[A block of data]
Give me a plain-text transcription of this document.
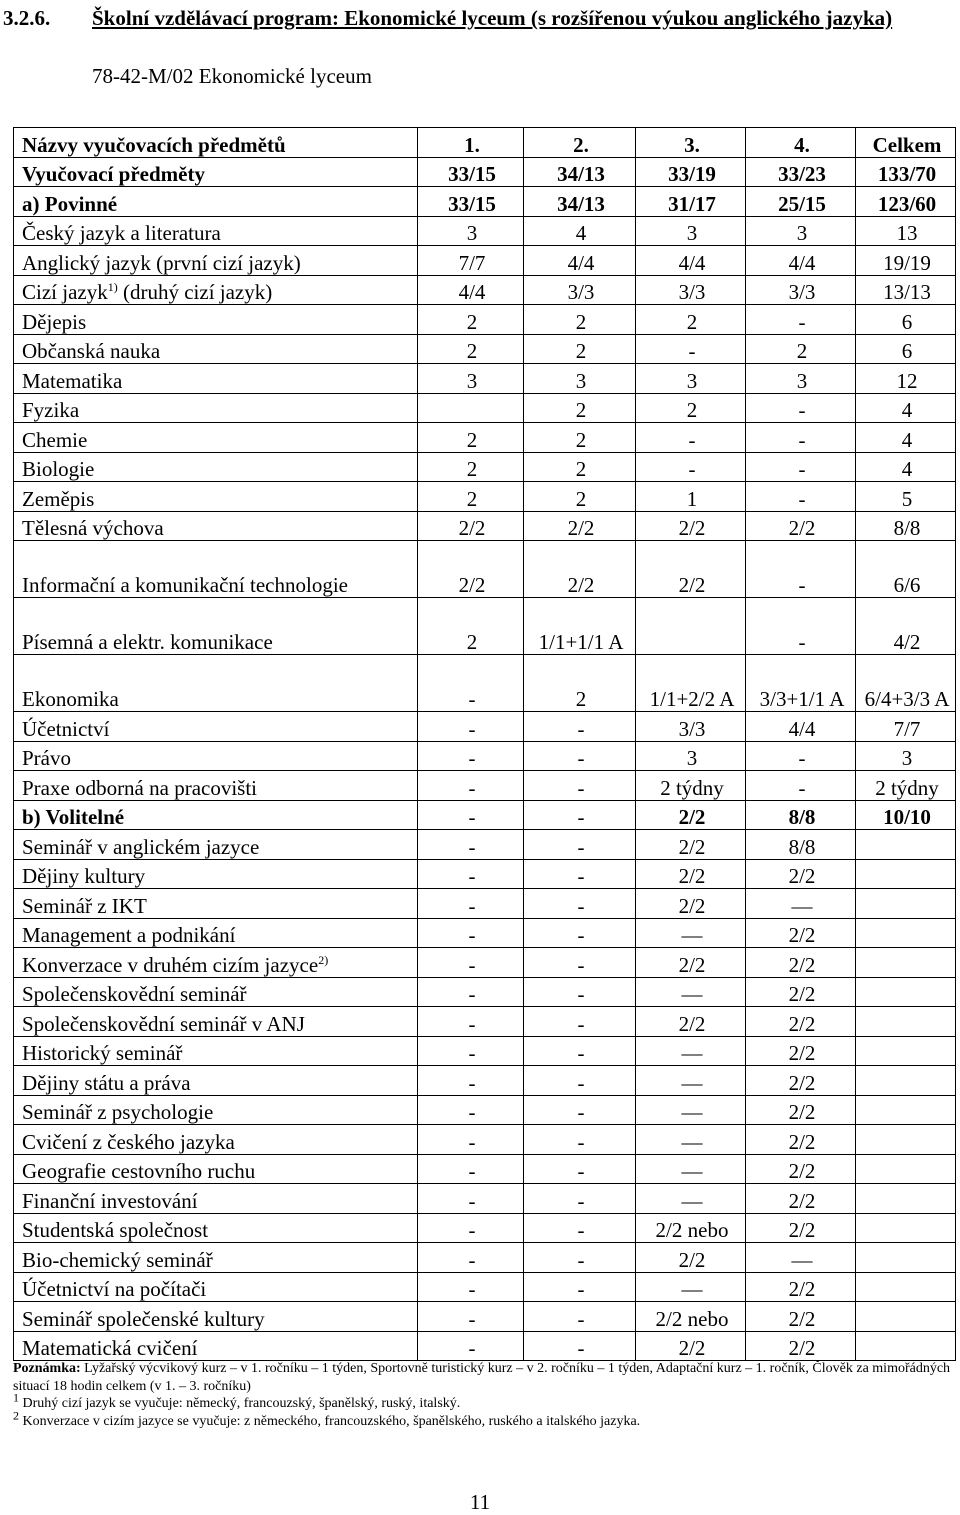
3.2.6. Školní vzdělávací program: Ekonomické lyceum (s rozšířenou výukou anglického jazyka)
78-42-M/02 Ekonomické lyceum
Názvy vyučovacích předmětů	1.	2.	3.	4.	Celkem
Vyučovací předměty	33/15	34/13	33/19	33/23	133/70
a) Povinné	33/15	34/13	31/17	25/15	123/60
Český jazyk a literatura	3	4	3	3	13
Anglický jazyk (první cizí jazyk)	7/7	4/4	4/4	4/4	19/19
Cizí jazyk$^{1)}$ (druhý cizí jazyk)	4/4	3/3	3/3	3/3	13/13
Dějepis	2	2	2	-	6
Občanská nauka	2	2	-	2	6
Matematika	3	3	3	3	12
Fyzika		2	2	-	4
Chemie	2	2	-	-	4
Biologie	2	2	-	-	4
Zeměpis	2	2	1	-	5
Tělesná výchova	2/2	2/2	2/2	2/2	8/8
Informační a komunikační technologie	2/2	2/2	2/2	-	6/6
Písemná a elektr. komunikace	2	1/1+1/1 A		-	4/2
Ekonomika	-	2	1/1+2/2 A	3/3+1/1 A	6/4+3/3 A
Účetnictví	-	-	3/3	4/4	7/7
Právo	-	-	3	-	3
Praxe odborná na pracovišti	-	-	2 týdny	-	2 týdny
b) Volitelné	-	-	2/2	8/8	10/10
Seminář v anglickém jazyce	-	-	2/2	8/8	
Dějiny kultury	-	-	2/2	2/2	
Seminář z IKT	-	-	2/2	—	
Management a podnikání	-	-	—	2/2	
Konverzace v druhém cizím jazyce$^{2)}$	-	-	2/2	2/2	
Společenskovědní seminář	-	-	—	2/2	
Společenskovědní seminář v ANJ	-	-	2/2	2/2	
Historický seminář	-	-	—	2/2	
Dějiny státu a práva	-	-	—	2/2	
Seminář z psychologie	-	-	—	2/2	
Cvičení z českého jazyka	-	-	—	2/2	
Geografie cestovního ruchu	-	-	—	2/2	
Finanční investování	-	-	—	2/2	
Studentská společnost	-	-	2/2 nebo	2/2	
Bio-chemický seminář	-	-	2/2	—	
Účetnictví na počítači	-	-	—	2/2	
Seminář společenské kultury	-	-	2/2 nebo	2/2	
Matematická cvičení	-	-	2/2	2/2	

Poznámka: Lyžařský výcvikový kurz – v 1. ročníku – 1 týden, Sportovně turistický kurz – v 2. ročníku – 1 týden, Adaptační kurz – 1. ročník, Člověk za mimořádných situací 18 hodin celkem (v 1. – 3. ročníku)

$^1$ Druhý cizí jazyk se vyučuje: německý, francouzský, španělský, ruský, italský.

$^2$ Konverzace v cizím jazyce se vyučuje: z německého, francouzského, španělského, ruského a italského jazyka.

11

_Exercise prompt_
Check each line of the records for the word "Dějiny", and show the lines that contain it.

_Task response_
Dějiny kultury	-	-	2/2	2/2	
Dějiny státu a práva	-	-	—	2/2	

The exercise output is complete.